***** Provided entries
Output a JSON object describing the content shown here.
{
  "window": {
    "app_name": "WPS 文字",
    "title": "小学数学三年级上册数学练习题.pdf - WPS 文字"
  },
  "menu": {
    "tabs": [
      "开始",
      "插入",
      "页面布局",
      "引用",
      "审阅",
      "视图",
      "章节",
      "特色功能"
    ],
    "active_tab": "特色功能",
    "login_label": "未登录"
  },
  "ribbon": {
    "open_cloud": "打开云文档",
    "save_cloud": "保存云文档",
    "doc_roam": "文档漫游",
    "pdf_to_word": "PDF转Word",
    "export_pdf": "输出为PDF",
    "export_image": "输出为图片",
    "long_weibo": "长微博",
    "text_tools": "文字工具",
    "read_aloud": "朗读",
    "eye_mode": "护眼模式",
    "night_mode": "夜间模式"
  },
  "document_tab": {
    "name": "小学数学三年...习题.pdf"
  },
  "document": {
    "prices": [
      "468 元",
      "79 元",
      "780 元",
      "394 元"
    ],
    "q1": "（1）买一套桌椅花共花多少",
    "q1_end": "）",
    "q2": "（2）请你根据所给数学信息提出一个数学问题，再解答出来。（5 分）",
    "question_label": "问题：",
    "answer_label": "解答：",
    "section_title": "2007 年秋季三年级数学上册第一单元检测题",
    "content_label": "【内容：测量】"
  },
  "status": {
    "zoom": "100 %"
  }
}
**********
■ **Problem to work on**: Print the complete listing again, exactly as it stands.

■ **Finished task**:
Output a JSON object describing the content shown here.
{
  "window": {
    "app_name": "WPS 文字",
    "title": "小学数学三年级上册数学练习题.pdf - WPS 文字"
  },
  "menu": {
    "tabs": [
      "开始",
      "插入",
      "页面布局",
      "引用",
      "审阅",
      "视图",
      "章节",
      "特色功能"
    ],
    "active_tab": "特色功能",
    "login_label": "未登录"
  },
  "ribbon": {
    "open_cloud": "打开云文档",
    "save_cloud": "保存云文档",
    "doc_roam": "文档漫游",
    "pdf_to_word": "PDF转Word",
    "export_pdf": "输出为PDF",
    "export_image": "输出为图片",
    "long_weibo": "长微博",
    "text_tools": "文字工具",
    "read_aloud": "朗读",
    "eye_mode": "护眼模式",
    "night_mode": "夜间模式"
  },
  "document_tab": {
    "name": "小学数学三年...习题.pdf"
  },
  "document": {
    "prices": [
      "468 元",
      "79 元",
      "780 元",
      "394 元"
    ],
    "q1": "（1）买一套桌椅花共花多少",
    "q1_end": "）",
    "q2": "（2）请你根据所给数学信息提出一个数学问题，再解答出来。（5 分）",
    "question_label": "问题：",
    "answer_label": "解答：",
    "section_title": "2007 年秋季三年级数学上册第一单元检测题",
    "content_label": "【内容：测量】"
  },
  "status": {
    "zoom": "100 %"
  }
}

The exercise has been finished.